PROMPT ->
State how many lines in the records hold the word "πρόγραμμα", giving the number and no other text.

Saved entries
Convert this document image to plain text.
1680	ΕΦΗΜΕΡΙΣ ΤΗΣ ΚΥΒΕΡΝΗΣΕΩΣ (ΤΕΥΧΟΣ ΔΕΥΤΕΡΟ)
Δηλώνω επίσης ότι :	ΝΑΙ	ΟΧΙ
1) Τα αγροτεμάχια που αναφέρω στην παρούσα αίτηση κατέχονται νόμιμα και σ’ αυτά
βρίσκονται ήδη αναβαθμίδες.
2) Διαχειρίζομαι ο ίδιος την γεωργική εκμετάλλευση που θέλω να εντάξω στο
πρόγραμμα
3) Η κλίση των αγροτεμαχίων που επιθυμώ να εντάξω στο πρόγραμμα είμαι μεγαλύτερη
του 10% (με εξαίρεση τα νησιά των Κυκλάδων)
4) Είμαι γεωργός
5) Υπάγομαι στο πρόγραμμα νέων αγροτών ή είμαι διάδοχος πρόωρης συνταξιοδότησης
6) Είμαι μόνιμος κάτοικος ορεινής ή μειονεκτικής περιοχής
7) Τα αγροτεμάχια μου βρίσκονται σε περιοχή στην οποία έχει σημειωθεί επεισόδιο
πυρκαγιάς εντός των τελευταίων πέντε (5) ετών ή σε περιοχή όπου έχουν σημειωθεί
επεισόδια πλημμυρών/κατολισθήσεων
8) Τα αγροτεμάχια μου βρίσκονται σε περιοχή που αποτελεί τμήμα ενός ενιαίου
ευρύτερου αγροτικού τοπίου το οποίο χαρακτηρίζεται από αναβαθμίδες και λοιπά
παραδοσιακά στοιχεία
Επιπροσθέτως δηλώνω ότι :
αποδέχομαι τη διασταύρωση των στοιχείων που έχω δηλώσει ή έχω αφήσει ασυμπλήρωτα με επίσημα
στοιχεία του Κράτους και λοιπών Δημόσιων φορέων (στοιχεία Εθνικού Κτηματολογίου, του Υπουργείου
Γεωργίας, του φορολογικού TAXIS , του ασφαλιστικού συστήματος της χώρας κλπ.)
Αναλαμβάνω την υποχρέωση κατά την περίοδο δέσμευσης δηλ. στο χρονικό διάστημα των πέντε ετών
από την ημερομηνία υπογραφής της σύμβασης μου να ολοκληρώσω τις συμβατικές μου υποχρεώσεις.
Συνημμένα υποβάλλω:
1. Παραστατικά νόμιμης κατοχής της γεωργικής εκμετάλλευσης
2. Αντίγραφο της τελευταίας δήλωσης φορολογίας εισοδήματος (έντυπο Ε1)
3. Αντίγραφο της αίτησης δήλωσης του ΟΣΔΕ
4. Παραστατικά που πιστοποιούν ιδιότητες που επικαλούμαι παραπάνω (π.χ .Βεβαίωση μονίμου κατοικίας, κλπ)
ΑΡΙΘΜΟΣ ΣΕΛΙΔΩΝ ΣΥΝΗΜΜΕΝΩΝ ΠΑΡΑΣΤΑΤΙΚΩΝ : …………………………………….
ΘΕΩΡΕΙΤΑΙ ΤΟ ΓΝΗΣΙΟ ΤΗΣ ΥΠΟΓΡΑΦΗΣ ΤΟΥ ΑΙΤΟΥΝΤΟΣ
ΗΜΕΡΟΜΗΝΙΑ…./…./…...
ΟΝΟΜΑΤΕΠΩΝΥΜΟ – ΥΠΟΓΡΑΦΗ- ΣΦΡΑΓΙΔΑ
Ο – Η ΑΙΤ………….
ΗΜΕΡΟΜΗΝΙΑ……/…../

SOLUTION FOR THIS EXERCISE ->
3